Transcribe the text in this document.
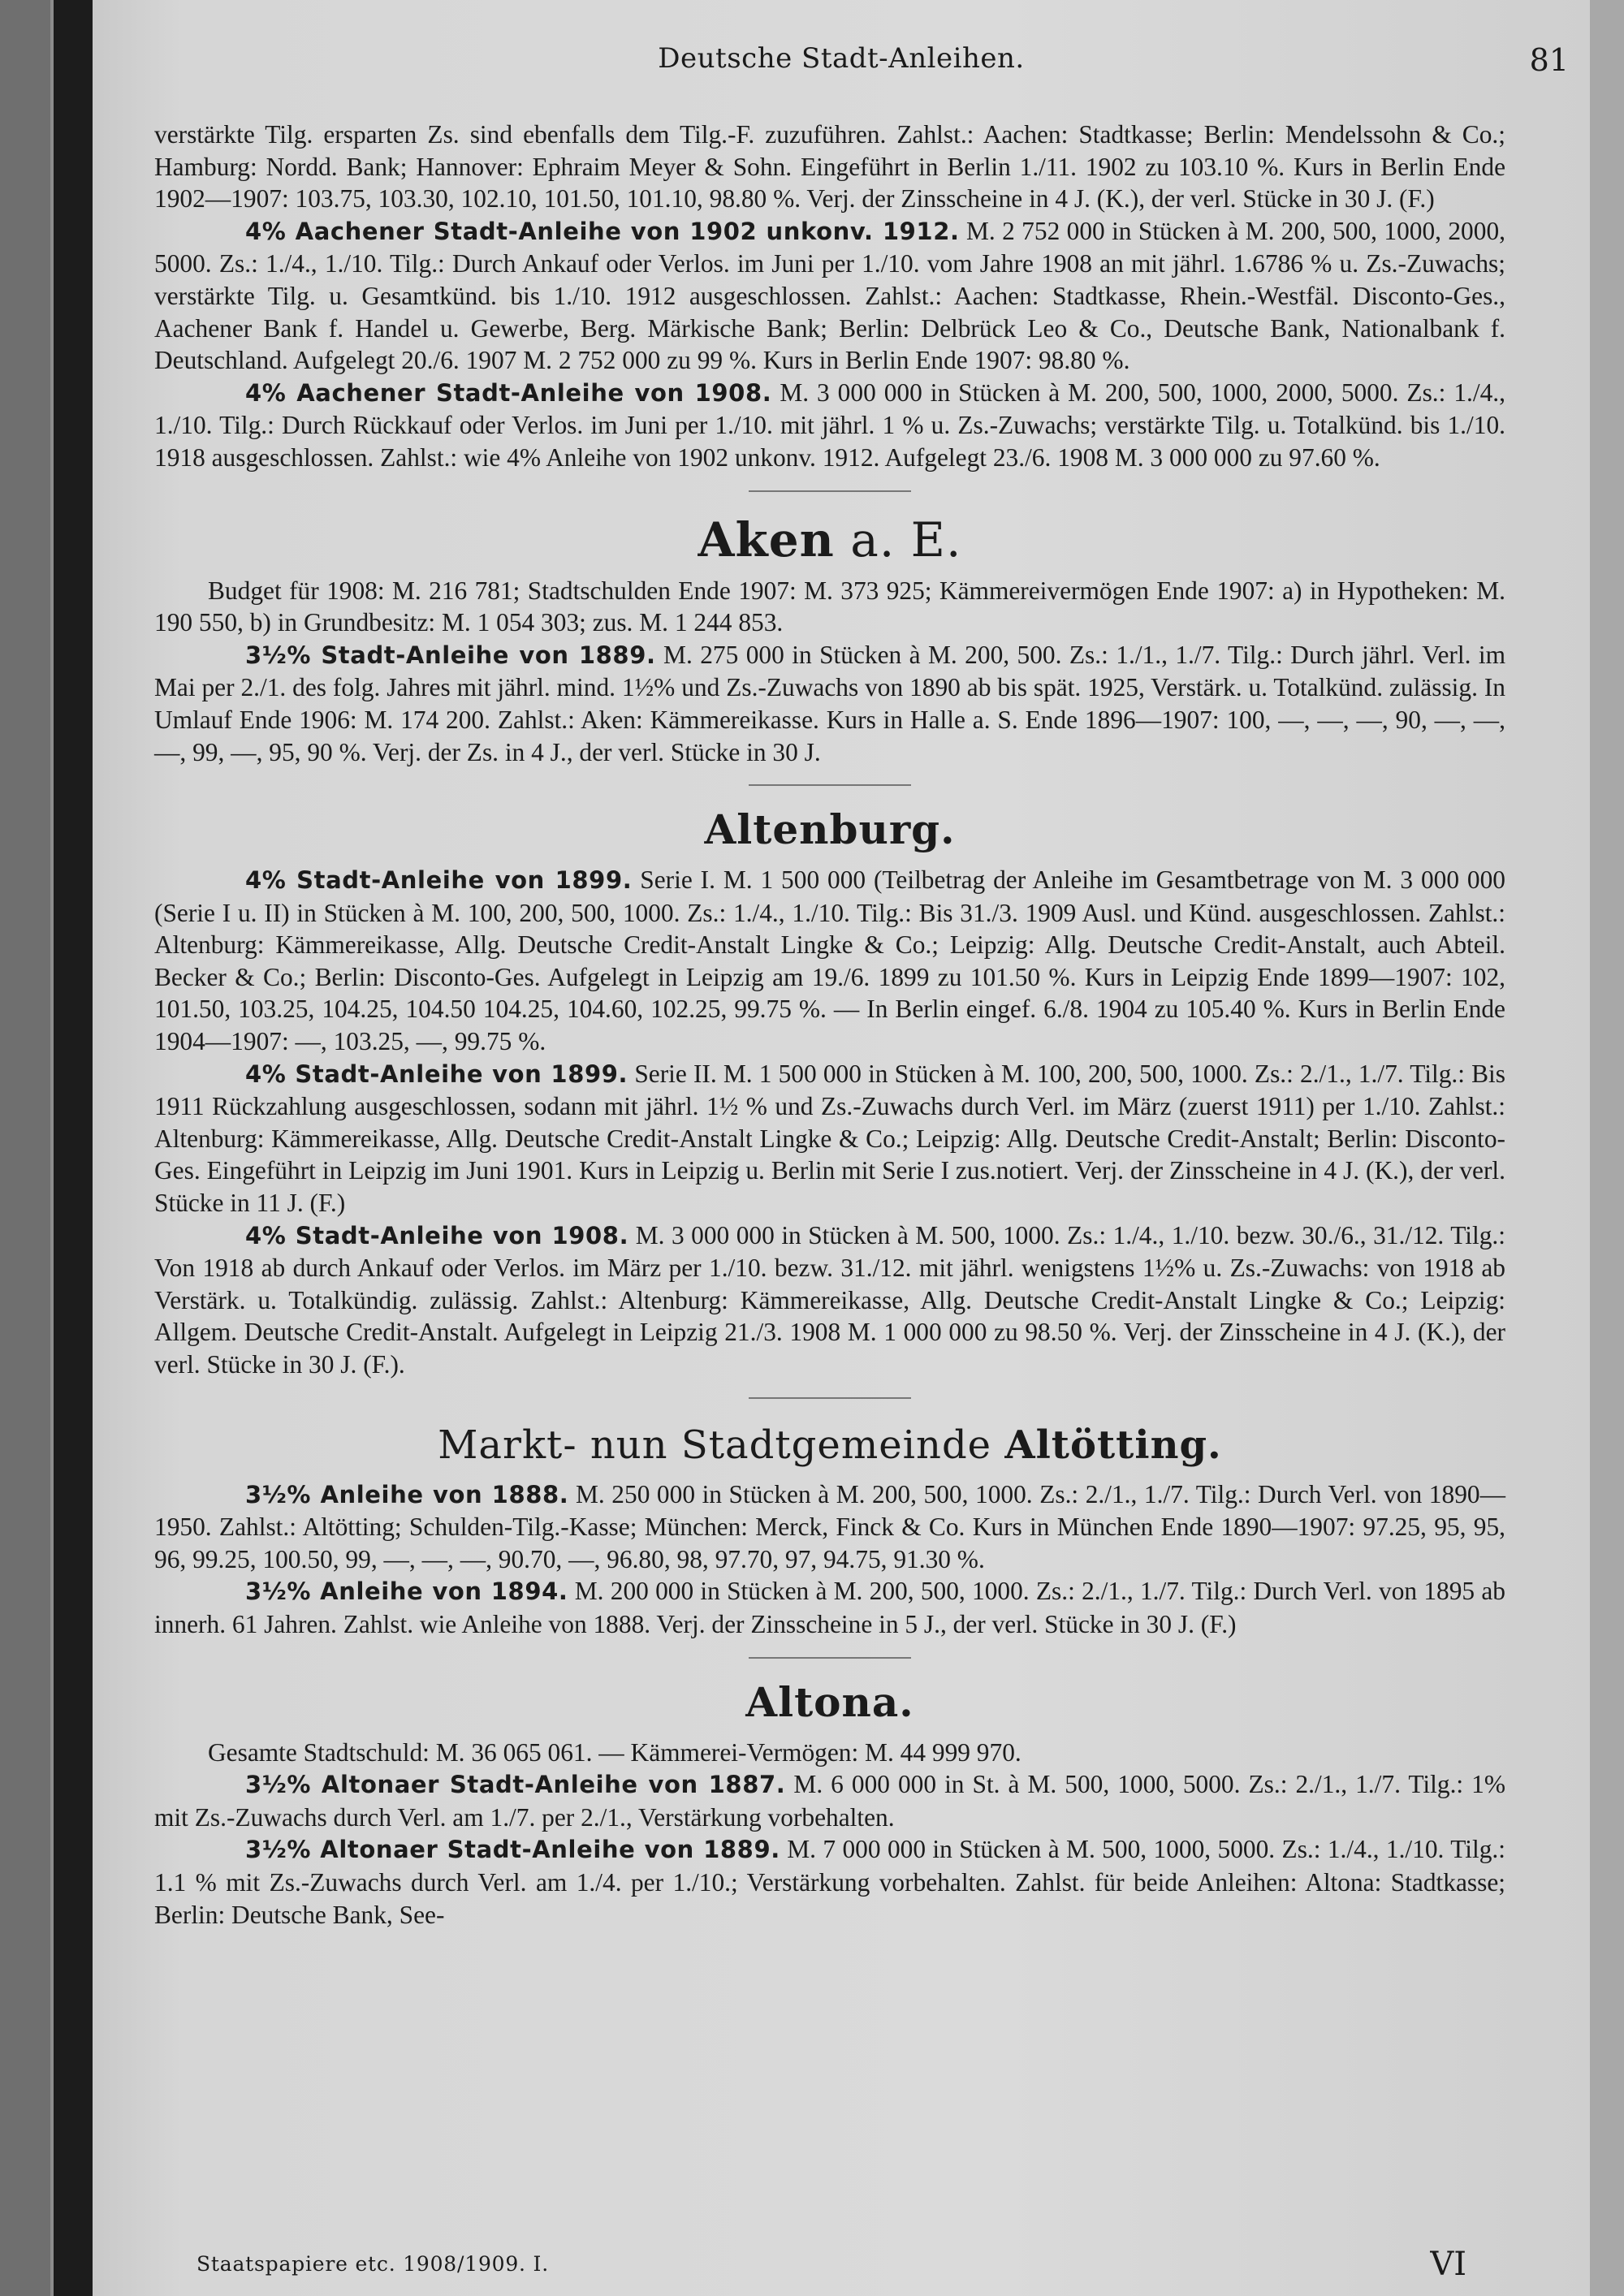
Deutsche Stadt-Anleihen.	81

verstärkte Tilg. ersparten Zs. sind ebenfalls dem Tilg.-F. zuzuführen. Zahlst.: Aachen: Stadtkasse; Berlin: Mendelssohn & Co.; Hamburg: Nordd. Bank; Hannover: Ephraim Meyer & Sohn. Eingeführt in Berlin 1./11. 1902 zu 103.10 %. Kurs in Berlin Ende 1902—1907: 103.75, 103.30, 102.10, 101.50, 101.10, 98.80 %. Verj. der Zinsscheine in 4 J. (K.), der verl. Stücke in 30 J. (F.)

4% Aachener Stadt-Anleihe von 1902 unkonv. 1912. M. 2 752 000 in Stücken à M. 200, 500, 1000, 2000, 5000. Zs.: 1./4., 1./10. Tilg.: Durch Ankauf oder Verlos. im Juni per 1./10. vom Jahre 1908 an mit jährl. 1.6786 % u. Zs.-Zuwachs; verstärkte Tilg. u. Gesamtkünd. bis 1./10. 1912 ausgeschlossen. Zahlst.: Aachen: Stadtkasse, Rhein.-Westfäl. Disconto-Ges., Aachener Bank f. Handel u. Gewerbe, Berg. Märkische Bank; Berlin: Delbrück Leo & Co., Deutsche Bank, Nationalbank f. Deutschland. Aufgelegt 20./6. 1907 M. 2 752 000 zu 99 %. Kurs in Berlin Ende 1907: 98.80 %.

4% Aachener Stadt-Anleihe von 1908. M. 3 000 000 in Stücken à M. 200, 500, 1000, 2000, 5000. Zs.: 1./4., 1./10. Tilg.: Durch Rückkauf oder Verlos. im Juni per 1./10. mit jährl. 1 % u. Zs.-Zuwachs; verstärkte Tilg. u. Totalkünd. bis 1./10. 1918 ausgeschlossen. Zahlst.: wie 4% Anleihe von 1902 unkonv. 1912. Aufgelegt 23./6. 1908 M. 3 000 000 zu 97.60 %.

Aken a. E.

Budget für 1908: M. 216 781; Stadtschulden Ende 1907: M. 373 925; Kämmereivermögen Ende 1907: a) in Hypotheken: M. 190 550, b) in Grundbesitz: M. 1 054 303; zus. M. 1 244 853.

3½% Stadt-Anleihe von 1889. M. 275 000 in Stücken à M. 200, 500. Zs.: 1./1., 1./7. Tilg.: Durch jährl. Verl. im Mai per 2./1. des folg. Jahres mit jährl. mind. 1½% und Zs.-Zuwachs von 1890 ab bis spät. 1925, Verstärk. u. Totalkünd. zulässig. In Umlauf Ende 1906: M. 174 200. Zahlst.: Aken: Kämmereikasse. Kurs in Halle a. S. Ende 1896—1907: 100, —, —, —, 90, —, —, —, 99, —, 95, 90 %. Verj. der Zs. in 4 J., der verl. Stücke in 30 J.

Altenburg.

4% Stadt-Anleihe von 1899. Serie I. M. 1 500 000 (Teilbetrag der Anleihe im Gesamtbetrage von M. 3 000 000 (Serie I u. II) in Stücken à M. 100, 200, 500, 1000. Zs.: 1./4., 1./10. Tilg.: Bis 31./3. 1909 Ausl. und Künd. ausgeschlossen. Zahlst.: Altenburg: Kämmereikasse, Allg. Deutsche Credit-Anstalt Lingke & Co.; Leipzig: Allg. Deutsche Credit-Anstalt, auch Abteil. Becker & Co.; Berlin: Disconto-Ges. Aufgelegt in Leipzig am 19./6. 1899 zu 101.50 %. Kurs in Leipzig Ende 1899—1907: 102, 101.50, 103.25, 104.25, 104.50 104.25, 104.60, 102.25, 99.75 %. — In Berlin eingef. 6./8. 1904 zu 105.40 %. Kurs in Berlin Ende 1904—1907: —, 103.25, —, 99.75 %.

4% Stadt-Anleihe von 1899. Serie II. M. 1 500 000 in Stücken à M. 100, 200, 500, 1000. Zs.: 2./1., 1./7. Tilg.: Bis 1911 Rückzahlung ausgeschlossen, sodann mit jährl. 1½ % und Zs.-Zuwachs durch Verl. im März (zuerst 1911) per 1./10. Zahlst.: Altenburg: Kämmereikasse, Allg. Deutsche Credit-Anstalt Lingke & Co.; Leipzig: Allg. Deutsche Credit-Anstalt; Berlin: Disconto-Ges. Eingeführt in Leipzig im Juni 1901. Kurs in Leipzig u. Berlin mit Serie I zus.notiert. Verj. der Zinsscheine in 4 J. (K.), der verl. Stücke in 11 J. (F.)

4% Stadt-Anleihe von 1908. M. 3 000 000 in Stücken à M. 500, 1000. Zs.: 1./4., 1./10. bezw. 30./6., 31./12. Tilg.: Von 1918 ab durch Ankauf oder Verlos. im März per 1./10. bezw. 31./12. mit jährl. wenigstens 1½% u. Zs.-Zuwachs: von 1918 ab Verstärk. u. Totalkündig. zulässig. Zahlst.: Altenburg: Kämmereikasse, Allg. Deutsche Credit-Anstalt Lingke & Co.; Leipzig: Allgem. Deutsche Credit-Anstalt. Aufgelegt in Leipzig 21./3. 1908 M. 1 000 000 zu 98.50 %. Verj. der Zinsscheine in 4 J. (K.), der verl. Stücke in 30 J. (F.).

Markt- nun Stadtgemeinde Altötting.

3½% Anleihe von 1888. M. 250 000 in Stücken à M. 200, 500, 1000. Zs.: 2./1., 1./7. Tilg.: Durch Verl. von 1890—1950. Zahlst.: Altötting; Schulden-Tilg.-Kasse; München: Merck, Finck & Co. Kurs in München Ende 1890—1907: 97.25, 95, 95, 96, 99.25, 100.50, 99, —, —, —, 90.70, —, 96.80, 98, 97.70, 97, 94.75, 91.30 %.

3½% Anleihe von 1894. M. 200 000 in Stücken à M. 200, 500, 1000. Zs.: 2./1., 1./7. Tilg.: Durch Verl. von 1895 ab innerh. 61 Jahren. Zahlst. wie Anleihe von 1888. Verj. der Zinsscheine in 5 J., der verl. Stücke in 30 J. (F.)

Altona.

Gesamte Stadtschuld: M. 36 065 061. — Kämmerei-Vermögen: M. 44 999 970.

3½% Altonaer Stadt-Anleihe von 1887. M. 6 000 000 in St. à M. 500, 1000, 5000. Zs.: 2./1., 1./7. Tilg.: 1% mit Zs.-Zuwachs durch Verl. am 1./7. per 2./1., Verstärkung vorbehalten.

3½% Altonaer Stadt-Anleihe von 1889. M. 7 000 000 in Stücken à M. 500, 1000, 5000. Zs.: 1./4., 1./10. Tilg.: 1.1 % mit Zs.-Zuwachs durch Verl. am 1./4. per 1./10.; Verstärkung vorbehalten. Zahlst. für beide Anleihen: Altona: Stadtkasse; Berlin: Deutsche Bank, See-

Staatspapiere etc. 1908/1909. I.	VI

* [SET EXERCISE] From the data, collect all lines where the string "Anleihen" appears.

* [SOLUTION BELOW]
Deutsche Stadt-Anleihen.	81
3½% Altonaer Stadt-Anleihe von 1889. M. 7 000 000 in Stücken à M. 500, 1000, 5000. Zs.: 1./4., 1./10. Tilg.: 1.1 % mit Zs.-Zuwachs durch Verl. am 1./4. per 1./10.; Verstärkung vorbehalten. Zahlst. für beide Anleihen: Altona: Stadtkasse; Berlin: Deutsche Bank, See-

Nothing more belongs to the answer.